++++ The data

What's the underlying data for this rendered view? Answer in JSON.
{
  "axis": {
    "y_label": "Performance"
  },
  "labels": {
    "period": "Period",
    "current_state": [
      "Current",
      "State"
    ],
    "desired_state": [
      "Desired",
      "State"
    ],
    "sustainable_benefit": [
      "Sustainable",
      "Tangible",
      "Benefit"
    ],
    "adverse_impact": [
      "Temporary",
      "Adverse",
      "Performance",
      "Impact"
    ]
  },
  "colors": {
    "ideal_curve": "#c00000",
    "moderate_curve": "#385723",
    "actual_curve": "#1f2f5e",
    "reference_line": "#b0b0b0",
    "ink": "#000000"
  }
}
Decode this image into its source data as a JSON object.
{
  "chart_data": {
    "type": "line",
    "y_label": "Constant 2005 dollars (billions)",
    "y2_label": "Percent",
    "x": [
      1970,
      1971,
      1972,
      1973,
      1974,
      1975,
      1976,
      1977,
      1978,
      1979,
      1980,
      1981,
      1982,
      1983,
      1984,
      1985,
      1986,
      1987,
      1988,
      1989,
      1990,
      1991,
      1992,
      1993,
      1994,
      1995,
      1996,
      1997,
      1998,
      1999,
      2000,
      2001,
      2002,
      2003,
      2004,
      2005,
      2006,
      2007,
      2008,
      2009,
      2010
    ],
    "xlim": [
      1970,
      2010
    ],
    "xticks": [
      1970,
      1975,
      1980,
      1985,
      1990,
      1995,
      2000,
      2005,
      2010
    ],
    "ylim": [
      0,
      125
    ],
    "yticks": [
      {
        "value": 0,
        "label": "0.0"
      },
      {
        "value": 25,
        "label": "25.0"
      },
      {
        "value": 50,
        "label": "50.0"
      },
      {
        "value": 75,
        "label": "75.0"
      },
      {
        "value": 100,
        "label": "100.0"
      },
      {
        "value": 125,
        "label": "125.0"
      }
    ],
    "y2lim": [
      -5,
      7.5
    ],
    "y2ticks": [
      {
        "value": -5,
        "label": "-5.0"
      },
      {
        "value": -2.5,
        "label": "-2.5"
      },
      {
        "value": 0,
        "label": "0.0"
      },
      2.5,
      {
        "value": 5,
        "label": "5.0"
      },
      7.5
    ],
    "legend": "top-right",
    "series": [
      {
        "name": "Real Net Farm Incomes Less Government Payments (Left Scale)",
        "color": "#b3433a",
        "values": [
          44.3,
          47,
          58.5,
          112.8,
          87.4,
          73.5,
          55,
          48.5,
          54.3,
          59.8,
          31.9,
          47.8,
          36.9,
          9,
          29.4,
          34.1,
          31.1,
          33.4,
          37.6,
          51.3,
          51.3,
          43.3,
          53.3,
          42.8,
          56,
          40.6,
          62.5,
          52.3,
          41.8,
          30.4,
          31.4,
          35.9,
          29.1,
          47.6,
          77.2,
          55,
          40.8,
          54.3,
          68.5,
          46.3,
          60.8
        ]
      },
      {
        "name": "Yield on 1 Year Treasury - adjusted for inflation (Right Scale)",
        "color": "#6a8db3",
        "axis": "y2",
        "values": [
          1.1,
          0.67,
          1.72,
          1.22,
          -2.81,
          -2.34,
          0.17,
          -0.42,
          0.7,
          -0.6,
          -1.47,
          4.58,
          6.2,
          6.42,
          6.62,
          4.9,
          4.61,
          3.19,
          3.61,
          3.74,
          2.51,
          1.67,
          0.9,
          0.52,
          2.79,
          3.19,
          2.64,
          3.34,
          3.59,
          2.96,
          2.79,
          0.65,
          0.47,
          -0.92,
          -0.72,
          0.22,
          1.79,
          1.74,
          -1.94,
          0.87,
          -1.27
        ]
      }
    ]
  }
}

++++++++

● **Your instructions**:
Copy out all the entries shown above, character for character.

● **Output**:
What's the underlying data for this rendered view? Answer in JSON.
{
  "axis": {
    "y_label": "Performance"
  },
  "labels": {
    "period": "Period",
    "current_state": [
      "Current",
      "State"
    ],
    "desired_state": [
      "Desired",
      "State"
    ],
    "sustainable_benefit": [
      "Sustainable",
      "Tangible",
      "Benefit"
    ],
    "adverse_impact": [
      "Temporary",
      "Adverse",
      "Performance",
      "Impact"
    ]
  },
  "colors": {
    "ideal_curve": "#c00000",
    "moderate_curve": "#385723",
    "actual_curve": "#1f2f5e",
    "reference_line": "#b0b0b0",
    "ink": "#000000"
  }
}
Decode this image into its source data as a JSON object.
{
  "chart_data": {
    "type": "line",
    "y_label": "Constant 2005 dollars (billions)",
    "y2_label": "Percent",
    "x": [
      1970,
      1971,
      1972,
      1973,
      1974,
      1975,
      1976,
      1977,
      1978,
      1979,
      1980,
      1981,
      1982,
      1983,
      1984,
      1985,
      1986,
      1987,
      1988,
      1989,
      1990,
      1991,
      1992,
      1993,
      1994,
      1995,
      1996,
      1997,
      1998,
      1999,
      2000,
      2001,
      2002,
      2003,
      2004,
      2005,
      2006,
      2007,
      2008,
      2009,
      2010
    ],
    "xlim": [
      1970,
      2010
    ],
    "xticks": [
      1970,
      1975,
      1980,
      1985,
      1990,
      1995,
      2000,
      2005,
      2010
    ],
    "ylim": [
      0,
      125
    ],
    "yticks": [
      {
        "value": 0,
        "label": "0.0"
      },
      {
        "value": 25,
        "label": "25.0"
      },
      {
        "value": 50,
        "label": "50.0"
      },
      {
        "value": 75,
        "label": "75.0"
      },
      {
        "value": 100,
        "label": "100.0"
      },
      {
        "value": 125,
        "label": "125.0"
      }
    ],
    "y2lim": [
      -5,
      7.5
    ],
    "y2ticks": [
      {
        "value": -5,
        "label": "-5.0"
      },
      {
        "value": -2.5,
        "label": "-2.5"
      },
      {
        "value": 0,
        "label": "0.0"
      },
      2.5,
      {
        "value": 5,
        "label": "5.0"
      },
      7.5
    ],
    "legend": "top-right",
    "series": [
      {
        "name": "Real Net Farm Incomes Less Government Payments (Left Scale)",
        "color": "#b3433a",
        "values": [
          44.3,
          47,
          58.5,
          112.8,
          87.4,
          73.5,
          55,
          48.5,
          54.3,
          59.8,
          31.9,
          47.8,
          36.9,
          9,
          29.4,
          34.1,
          31.1,
          33.4,
          37.6,
          51.3,
          51.3,
          43.3,
          53.3,
          42.8,
          56,
          40.6,
          62.5,
          52.3,
          41.8,
          30.4,
          31.4,
          35.9,
          29.1,
          47.6,
          77.2,
          55,
          40.8,
          54.3,
          68.5,
          46.3,
          60.8
        ]
      },
      {
        "name": "Yield on 1 Year Treasury - adjusted for inflation (Right Scale)",
        "color": "#6a8db3",
        "axis": "y2",
        "values": [
          1.1,
          0.67,
          1.72,
          1.22,
          -2.81,
          -2.34,
          0.17,
          -0.42,
          0.7,
          -0.6,
          -1.47,
          4.58,
          6.2,
          6.42,
          6.62,
          4.9,
          4.61,
          3.19,
          3.61,
          3.74,
          2.51,
          1.67,
          0.9,
          0.52,
          2.79,
          3.19,
          2.64,
          3.34,
          3.59,
          2.96,
          2.79,
          0.65,
          0.47,
          -0.92,
          -0.72,
          0.22,
          1.79,
          1.74,
          -1.94,
          0.87,
          -1.27
        ]
      }
    ]
  }
}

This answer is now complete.